=== Given exercise ===
Read the lines below. Copy out any that hold the string "disattivato".

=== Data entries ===

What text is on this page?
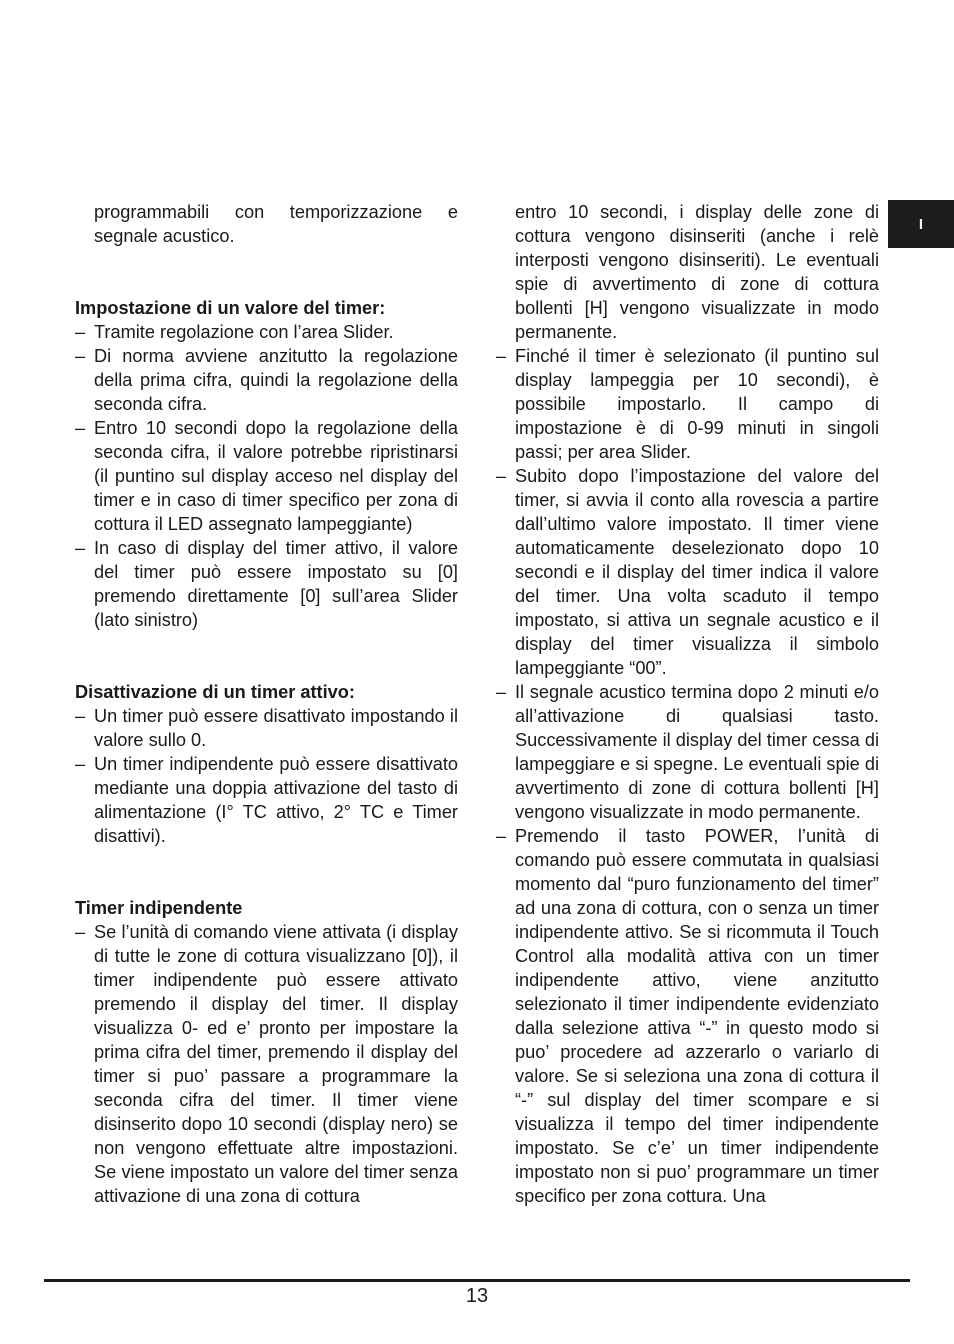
I

programmabili con temporizzazione e segnale acustico.

Impostazione di un valore del timer:

– Tramite regolazione con l’area Slider.
– Di norma avviene anzitutto la regolazione della prima cifra, quindi la regolazione della seconda cifra.
– Entro 10 secondi dopo la regolazione della seconda cifra, il valore potrebbe ripristinarsi (il puntino sul display acceso nel display del timer e in caso di timer specifico per zona di cottura il LED assegnato lampeggiante)
– In caso di display del timer attivo, il valore del timer può essere impostato su [0] premendo direttamente [0] sull’area Slider (lato sinistro)

Disattivazione di un timer attivo:

– Un timer può essere disattivato impostando il valore sullo 0.
– Un timer indipendente può essere disattivato mediante una doppia attivazione del tasto di alimentazione (I° TC attivo, 2° TC e Timer disattivi).

Timer indipendente

– Se l’unità di comando viene attivata (i display di tutte le zone di cottura visualizzano [0]), il timer indipendente può essere attivato premendo il display del timer. Il display visualizza 0- ed e’ pronto per impostare la prima cifra del timer, premendo il display del timer si puo’ passare a programmare la seconda cifra del timer. Il timer viene disinserito dopo 10 secondi (display nero) se non vengono effettuate altre impostazioni. Se viene impostato un valore del timer senza attivazione di una zona di cottura

entro 10 secondi, i display delle zone di cottura vengono disinseriti (anche i relè interposti vengono disinseriti). Le eventuali spie di avvertimento di zone di cottura bollenti [H] vengono visualizzate in modo permanente.

– Finché il timer è selezionato (il puntino sul display lampeggia per 10 secondi), è possibile impostarlo. Il campo di impostazione è di 0-99 minuti in singoli passi; per area Slider.
– Subito dopo l’impostazione del valore del timer, si avvia il conto alla rovescia a partire dall’ultimo valore impostato. Il timer viene automaticamente deselezionato dopo 10 secondi e il display del timer indica il valore del timer. Una volta scaduto il tempo impostato, si attiva un segnale acustico e il display del timer visualizza il simbolo lampeggiante “00”.
– Il segnale acustico termina dopo 2 minuti e/o all’attivazione di qualsiasi tasto. Successivamente il display del timer cessa di lampeggiare e si spegne. Le eventuali spie di avvertimento di zone di cottura bollenti [H] vengono visualizzate in modo permanente.
– Premendo il tasto POWER, l’unità di comando può essere commutata in qualsiasi momento dal “puro funzionamento del timer” ad una zona di cottura, con o senza un timer indipendente attivo. Se si ricommuta il Touch Control alla modalità attiva con un timer indipendente attivo, viene anzitutto selezionato il timer indipendente evidenziato dalla selezione attiva “-” in questo modo si puo’ procedere ad azzerarlo o variarlo di valore. Se si seleziona una zona di cottura il “-” sul display del timer scompare e si visualizza il tempo del timer indipendente impostato. Se c’e’ un timer indipendente impostato non si puo’ programmare un timer specifico per zona cottura. Una
13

=== Full response ===
– Un timer può essere disattivato impostando il valore sullo 0.
– Un timer indipendente può essere disattivato mediante una doppia attivazione del tasto di alimentazione (I° TC attivo, 2° TC e Timer disattivi).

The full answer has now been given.